**Objective:**
Repeat all entries exactly.
• • • • • • •
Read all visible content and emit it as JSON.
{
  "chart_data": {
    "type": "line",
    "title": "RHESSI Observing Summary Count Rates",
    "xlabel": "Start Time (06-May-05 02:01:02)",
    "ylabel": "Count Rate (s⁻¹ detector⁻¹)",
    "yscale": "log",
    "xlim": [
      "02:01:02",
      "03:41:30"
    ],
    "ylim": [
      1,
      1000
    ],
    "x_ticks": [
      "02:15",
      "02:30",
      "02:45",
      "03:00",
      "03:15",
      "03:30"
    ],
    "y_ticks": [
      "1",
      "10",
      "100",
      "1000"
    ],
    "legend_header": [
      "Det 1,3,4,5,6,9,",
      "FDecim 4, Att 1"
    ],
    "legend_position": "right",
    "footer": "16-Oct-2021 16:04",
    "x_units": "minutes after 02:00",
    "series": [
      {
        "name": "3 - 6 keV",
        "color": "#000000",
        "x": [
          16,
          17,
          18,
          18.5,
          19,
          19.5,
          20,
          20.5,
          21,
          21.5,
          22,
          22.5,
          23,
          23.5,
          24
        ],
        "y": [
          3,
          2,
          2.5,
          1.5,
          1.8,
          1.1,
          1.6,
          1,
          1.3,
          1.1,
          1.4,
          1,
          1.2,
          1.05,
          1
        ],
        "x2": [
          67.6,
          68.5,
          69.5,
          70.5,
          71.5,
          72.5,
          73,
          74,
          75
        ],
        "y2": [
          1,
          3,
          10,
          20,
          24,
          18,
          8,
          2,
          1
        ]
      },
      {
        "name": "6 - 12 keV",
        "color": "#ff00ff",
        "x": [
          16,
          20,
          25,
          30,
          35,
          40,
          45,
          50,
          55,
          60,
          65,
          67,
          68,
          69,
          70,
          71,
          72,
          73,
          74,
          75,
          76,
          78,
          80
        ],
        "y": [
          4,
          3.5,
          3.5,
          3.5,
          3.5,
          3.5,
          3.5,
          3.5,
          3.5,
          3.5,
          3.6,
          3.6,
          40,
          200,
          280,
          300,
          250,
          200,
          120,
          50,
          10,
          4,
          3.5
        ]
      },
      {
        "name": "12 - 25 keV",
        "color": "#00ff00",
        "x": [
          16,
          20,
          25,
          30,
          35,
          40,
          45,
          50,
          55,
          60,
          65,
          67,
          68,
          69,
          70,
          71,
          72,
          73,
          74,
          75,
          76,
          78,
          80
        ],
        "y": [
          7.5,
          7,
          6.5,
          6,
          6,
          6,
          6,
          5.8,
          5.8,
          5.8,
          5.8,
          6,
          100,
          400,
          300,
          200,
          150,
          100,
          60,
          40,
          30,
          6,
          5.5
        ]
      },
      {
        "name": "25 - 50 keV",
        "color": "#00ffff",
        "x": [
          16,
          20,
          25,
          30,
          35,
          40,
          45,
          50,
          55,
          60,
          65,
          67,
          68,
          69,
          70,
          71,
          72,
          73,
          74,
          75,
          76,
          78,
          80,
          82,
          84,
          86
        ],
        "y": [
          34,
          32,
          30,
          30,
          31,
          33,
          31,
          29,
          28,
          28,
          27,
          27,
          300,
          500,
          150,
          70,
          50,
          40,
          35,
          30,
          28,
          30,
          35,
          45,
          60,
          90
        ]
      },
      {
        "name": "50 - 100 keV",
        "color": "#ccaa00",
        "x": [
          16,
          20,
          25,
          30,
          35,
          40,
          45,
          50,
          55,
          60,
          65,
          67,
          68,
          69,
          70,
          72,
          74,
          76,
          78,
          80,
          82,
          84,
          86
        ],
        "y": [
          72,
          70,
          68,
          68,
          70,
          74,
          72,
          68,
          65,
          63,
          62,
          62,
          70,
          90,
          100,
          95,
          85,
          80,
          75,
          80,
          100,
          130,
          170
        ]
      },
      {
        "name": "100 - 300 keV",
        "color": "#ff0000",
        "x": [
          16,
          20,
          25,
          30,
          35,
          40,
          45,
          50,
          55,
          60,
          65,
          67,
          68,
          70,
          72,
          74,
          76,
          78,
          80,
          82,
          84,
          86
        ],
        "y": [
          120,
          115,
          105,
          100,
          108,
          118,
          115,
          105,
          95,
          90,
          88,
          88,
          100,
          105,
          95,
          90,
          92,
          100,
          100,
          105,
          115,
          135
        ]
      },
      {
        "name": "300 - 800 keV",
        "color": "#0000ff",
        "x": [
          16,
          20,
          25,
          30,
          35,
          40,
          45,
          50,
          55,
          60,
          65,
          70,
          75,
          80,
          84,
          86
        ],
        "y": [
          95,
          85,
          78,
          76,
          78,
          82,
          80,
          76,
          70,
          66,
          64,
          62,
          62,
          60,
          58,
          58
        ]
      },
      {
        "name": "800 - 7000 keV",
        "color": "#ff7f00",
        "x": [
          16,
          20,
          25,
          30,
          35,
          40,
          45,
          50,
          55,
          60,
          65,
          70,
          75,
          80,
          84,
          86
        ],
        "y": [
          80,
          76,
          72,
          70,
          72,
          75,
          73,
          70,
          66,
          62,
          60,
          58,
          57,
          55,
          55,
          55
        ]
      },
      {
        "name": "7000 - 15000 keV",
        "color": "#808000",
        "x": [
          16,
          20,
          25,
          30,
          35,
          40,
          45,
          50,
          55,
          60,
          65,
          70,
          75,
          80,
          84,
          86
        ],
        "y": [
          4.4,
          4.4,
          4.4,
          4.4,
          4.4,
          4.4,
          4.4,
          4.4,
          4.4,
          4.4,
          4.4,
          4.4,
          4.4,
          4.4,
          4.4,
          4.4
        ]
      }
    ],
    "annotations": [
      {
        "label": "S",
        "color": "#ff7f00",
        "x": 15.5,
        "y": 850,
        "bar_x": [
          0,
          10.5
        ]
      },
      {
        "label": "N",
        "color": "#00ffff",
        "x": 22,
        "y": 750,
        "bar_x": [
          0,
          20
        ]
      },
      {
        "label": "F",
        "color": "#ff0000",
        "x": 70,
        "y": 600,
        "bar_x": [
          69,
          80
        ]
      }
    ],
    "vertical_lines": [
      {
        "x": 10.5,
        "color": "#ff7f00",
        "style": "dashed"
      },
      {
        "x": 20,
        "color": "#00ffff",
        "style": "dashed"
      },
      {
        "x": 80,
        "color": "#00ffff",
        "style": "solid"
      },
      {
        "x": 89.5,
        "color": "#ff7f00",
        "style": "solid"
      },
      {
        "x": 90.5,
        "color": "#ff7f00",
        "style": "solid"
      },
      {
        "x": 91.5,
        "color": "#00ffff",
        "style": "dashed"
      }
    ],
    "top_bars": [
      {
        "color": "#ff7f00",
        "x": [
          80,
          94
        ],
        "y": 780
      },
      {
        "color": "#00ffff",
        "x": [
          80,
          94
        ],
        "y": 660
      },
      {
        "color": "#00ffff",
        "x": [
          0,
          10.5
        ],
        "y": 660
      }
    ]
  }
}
• • • • • • •
**Answer to the exercise:**
Read all visible content and emit it as JSON.
{
  "chart_data": {
    "type": "line",
    "title": "RHESSI Observing Summary Count Rates",
    "xlabel": "Start Time (06-May-05 02:01:02)",
    "ylabel": "Count Rate (s⁻¹ detector⁻¹)",
    "yscale": "log",
    "xlim": [
      "02:01:02",
      "03:41:30"
    ],
    "ylim": [
      1,
      1000
    ],
    "x_ticks": [
      "02:15",
      "02:30",
      "02:45",
      "03:00",
      "03:15",
      "03:30"
    ],
    "y_ticks": [
      "1",
      "10",
      "100",
      "1000"
    ],
    "legend_header": [
      "Det 1,3,4,5,6,9,",
      "FDecim 4, Att 1"
    ],
    "legend_position": "right",
    "footer": "16-Oct-2021 16:04",
    "x_units": "minutes after 02:00",
    "series": [
      {
        "name": "3 - 6 keV",
        "color": "#000000",
        "x": [
          16,
          17,
          18,
          18.5,
          19,
          19.5,
          20,
          20.5,
          21,
          21.5,
          22,
          22.5,
          23,
          23.5,
          24
        ],
        "y": [
          3,
          2,
          2.5,
          1.5,
          1.8,
          1.1,
          1.6,
          1,
          1.3,
          1.1,
          1.4,
          1,
          1.2,
          1.05,
          1
        ],
        "x2": [
          67.6,
          68.5,
          69.5,
          70.5,
          71.5,
          72.5,
          73,
          74,
          75
        ],
        "y2": [
          1,
          3,
          10,
          20,
          24,
          18,
          8,
          2,
          1
        ]
      },
      {
        "name": "6 - 12 keV",
        "color": "#ff00ff",
        "x": [
          16,
          20,
          25,
          30,
          35,
          40,
          45,
          50,
          55,
          60,
          65,
          67,
          68,
          69,
          70,
          71,
          72,
          73,
          74,
          75,
          76,
          78,
          80
        ],
        "y": [
          4,
          3.5,
          3.5,
          3.5,
          3.5,
          3.5,
          3.5,
          3.5,
          3.5,
          3.5,
          3.6,
          3.6,
          40,
          200,
          280,
          300,
          250,
          200,
          120,
          50,
          10,
          4,
          3.5
        ]
      },
      {
        "name": "12 - 25 keV",
        "color": "#00ff00",
        "x": [
          16,
          20,
          25,
          30,
          35,
          40,
          45,
          50,
          55,
          60,
          65,
          67,
          68,
          69,
          70,
          71,
          72,
          73,
          74,
          75,
          76,
          78,
          80
        ],
        "y": [
          7.5,
          7,
          6.5,
          6,
          6,
          6,
          6,
          5.8,
          5.8,
          5.8,
          5.8,
          6,
          100,
          400,
          300,
          200,
          150,
          100,
          60,
          40,
          30,
          6,
          5.5
        ]
      },
      {
        "name": "25 - 50 keV",
        "color": "#00ffff",
        "x": [
          16,
          20,
          25,
          30,
          35,
          40,
          45,
          50,
          55,
          60,
          65,
          67,
          68,
          69,
          70,
          71,
          72,
          73,
          74,
          75,
          76,
          78,
          80,
          82,
          84,
          86
        ],
        "y": [
          34,
          32,
          30,
          30,
          31,
          33,
          31,
          29,
          28,
          28,
          27,
          27,
          300,
          500,
          150,
          70,
          50,
          40,
          35,
          30,
          28,
          30,
          35,
          45,
          60,
          90
        ]
      },
      {
        "name": "50 - 100 keV",
        "color": "#ccaa00",
        "x": [
          16,
          20,
          25,
          30,
          35,
          40,
          45,
          50,
          55,
          60,
          65,
          67,
          68,
          69,
          70,
          72,
          74,
          76,
          78,
          80,
          82,
          84,
          86
        ],
        "y": [
          72,
          70,
          68,
          68,
          70,
          74,
          72,
          68,
          65,
          63,
          62,
          62,
          70,
          90,
          100,
          95,
          85,
          80,
          75,
          80,
          100,
          130,
          170
        ]
      },
      {
        "name": "100 - 300 keV",
        "color": "#ff0000",
        "x": [
          16,
          20,
          25,
          30,
          35,
          40,
          45,
          50,
          55,
          60,
          65,
          67,
          68,
          70,
          72,
          74,
          76,
          78,
          80,
          82,
          84,
          86
        ],
        "y": [
          120,
          115,
          105,
          100,
          108,
          118,
          115,
          105,
          95,
          90,
          88,
          88,
          100,
          105,
          95,
          90,
          92,
          100,
          100,
          105,
          115,
          135
        ]
      },
      {
        "name": "300 - 800 keV",
        "color": "#0000ff",
        "x": [
          16,
          20,
          25,
          30,
          35,
          40,
          45,
          50,
          55,
          60,
          65,
          70,
          75,
          80,
          84,
          86
        ],
        "y": [
          95,
          85,
          78,
          76,
          78,
          82,
          80,
          76,
          70,
          66,
          64,
          62,
          62,
          60,
          58,
          58
        ]
      },
      {
        "name": "800 - 7000 keV",
        "color": "#ff7f00",
        "x": [
          16,
          20,
          25,
          30,
          35,
          40,
          45,
          50,
          55,
          60,
          65,
          70,
          75,
          80,
          84,
          86
        ],
        "y": [
          80,
          76,
          72,
          70,
          72,
          75,
          73,
          70,
          66,
          62,
          60,
          58,
          57,
          55,
          55,
          55
        ]
      },
      {
        "name": "7000 - 15000 keV",
        "color": "#808000",
        "x": [
          16,
          20,
          25,
          30,
          35,
          40,
          45,
          50,
          55,
          60,
          65,
          70,
          75,
          80,
          84,
          86
        ],
        "y": [
          4.4,
          4.4,
          4.4,
          4.4,
          4.4,
          4.4,
          4.4,
          4.4,
          4.4,
          4.4,
          4.4,
          4.4,
          4.4,
          4.4,
          4.4,
          4.4
        ]
      }
    ],
    "annotations": [
      {
        "label": "S",
        "color": "#ff7f00",
        "x": 15.5,
        "y": 850,
        "bar_x": [
          0,
          10.5
        ]
      },
      {
        "label": "N",
        "color": "#00ffff",
        "x": 22,
        "y": 750,
        "bar_x": [
          0,
          20
        ]
      },
      {
        "label": "F",
        "color": "#ff0000",
        "x": 70,
        "y": 600,
        "bar_x": [
          69,
          80
        ]
      }
    ],
    "vertical_lines": [
      {
        "x": 10.5,
        "color": "#ff7f00",
        "style": "dashed"
      },
      {
        "x": 20,
        "color": "#00ffff",
        "style": "dashed"
      },
      {
        "x": 80,
        "color": "#00ffff",
        "style": "solid"
      },
      {
        "x": 89.5,
        "color": "#ff7f00",
        "style": "solid"
      },
      {
        "x": 90.5,
        "color": "#ff7f00",
        "style": "solid"
      },
      {
        "x": 91.5,
        "color": "#00ffff",
        "style": "dashed"
      }
    ],
    "top_bars": [
      {
        "color": "#ff7f00",
        "x": [
          80,
          94
        ],
        "y": 780
      },
      {
        "color": "#00ffff",
        "x": [
          80,
          94
        ],
        "y": 660
      },
      {
        "color": "#00ffff",
        "x": [
          0,
          10.5
        ],
        "y": 660
      }
    ]
  }
}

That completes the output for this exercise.